§ **Records for processing**:
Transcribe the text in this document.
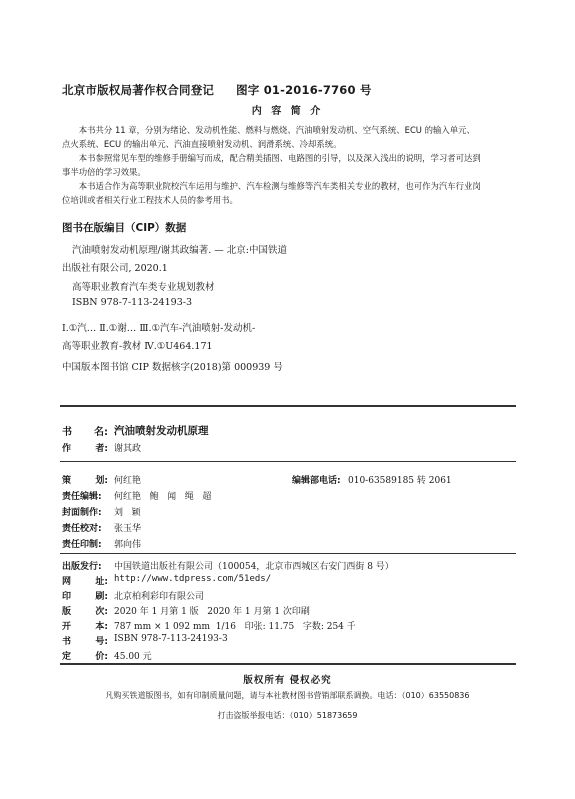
北京市版权局著作权合同登记 图字 01-2016-7760 号
内 容 简 介
本书共分 11 章，分别为绪论、发动机性能、燃料与燃烧、汽油喷射发动机、空气系统、ECU 的输入单元、点火系统、ECU 的输出单元、汽油直接喷射发动机、润滑系统、冷却系统。
本书参照常见车型的维修手册编写而成，配合精美插图、电路图的引导，以及深入浅出的说明，学习者可达到事半功倍的学习效果。
本书适合作为高等职业院校汽车运用与维护、汽车检测与维修等汽车类相关专业的教材，也可作为汽车行业岗位培训或者相关行业工程技术人员的参考用书。
图书在版编目（CIP）数据
汽油喷射发动机原理/谢其政编著. — 北京:中国铁道
出版社有限公司, 2020.1
高等职业教育汽车类专业规划教材
ISBN 978-7-113-24193-3
Ⅰ.①汽… Ⅱ.①谢… Ⅲ.①汽车-汽油喷射-发动机-
高等职业教育-教材 Ⅳ.①U464.171
中国版本图书馆 CIP 数据核字(2018)第 000939 号
书 名: 汽油喷射发动机原理
作	者: 谢其政
策	划: 何红艳	编辑部电话: 010-63589185 转 2061
责任编辑:	何红艳   鲍   闻   绳   超
封面制作:	刘   颖
责任校对:	张玉华
责任印制:	郭向伟
出版发行:	中国铁道出版社有限公司（100054，北京市西城区右安门西街 8 号）
网	址: http://www.tdpress.com/51eds/
印	刷: 北京柏利彩印有限公司
版	次: 2020 年 1 月第 1 版   2020 年 1 月第 1 次印刷
开	本: 787 mm × 1 092 mm  1/16   印张: 11.75   字数: 254 千
书	号: ISBN 978-7-113-24193-3
定	价: 45.00 元
版权所有 侵权必究
凡购买铁道版图书，如有印制质量问题，请与本社教材图书营销部联系调换。电话：（010）63550836
打击盗版举报电话：（010）51873659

§ **Task requirements**: Write out the material above once more, exactly as it reads, with no pictures.

§ **Task solution**:
Transcribe the text in this document.
北京市版权局著作权合同登记 图字 01-2016-7760 号
内 容 简 介
本书共分 11 章，分别为绪论、发动机性能、燃料与燃烧、汽油喷射发动机、空气系统、ECU 的输入单元、点火系统、ECU 的输出单元、汽油直接喷射发动机、润滑系统、冷却系统。
本书参照常见车型的维修手册编写而成，配合精美插图、电路图的引导，以及深入浅出的说明，学习者可达到事半功倍的学习效果。
本书适合作为高等职业院校汽车运用与维护、汽车检测与维修等汽车类相关专业的教材，也可作为汽车行业岗位培训或者相关行业工程技术人员的参考用书。
图书在版编目（CIP）数据
汽油喷射发动机原理/谢其政编著. — 北京:中国铁道
出版社有限公司, 2020.1
高等职业教育汽车类专业规划教材
ISBN 978-7-113-24193-3
Ⅰ.①汽… Ⅱ.①谢… Ⅲ.①汽车-汽油喷射-发动机-
高等职业教育-教材 Ⅳ.①U464.171
中国版本图书馆 CIP 数据核字(2018)第 000939 号
书 名: 汽油喷射发动机原理
作	者: 谢其政
策	划: 何红艳	编辑部电话: 010-63589185 转 2061
责任编辑:	何红艳   鲍   闻   绳   超
封面制作:	刘   颖
责任校对:	张玉华
责任印制:	郭向伟
出版发行:	中国铁道出版社有限公司（100054，北京市西城区右安门西街 8 号）
网	址: http://www.tdpress.com/51eds/
印	刷: 北京柏利彩印有限公司
版	次: 2020 年 1 月第 1 版   2020 年 1 月第 1 次印刷
开	本: 787 mm × 1 092 mm  1/16   印张: 11.75   字数: 254 千
书	号: ISBN 978-7-113-24193-3
定	价: 45.00 元
版权所有 侵权必究
凡购买铁道版图书，如有印制质量问题，请与本社教材图书营销部联系调换。电话：（010）63550836
打击盗版举报电话：（010）51873659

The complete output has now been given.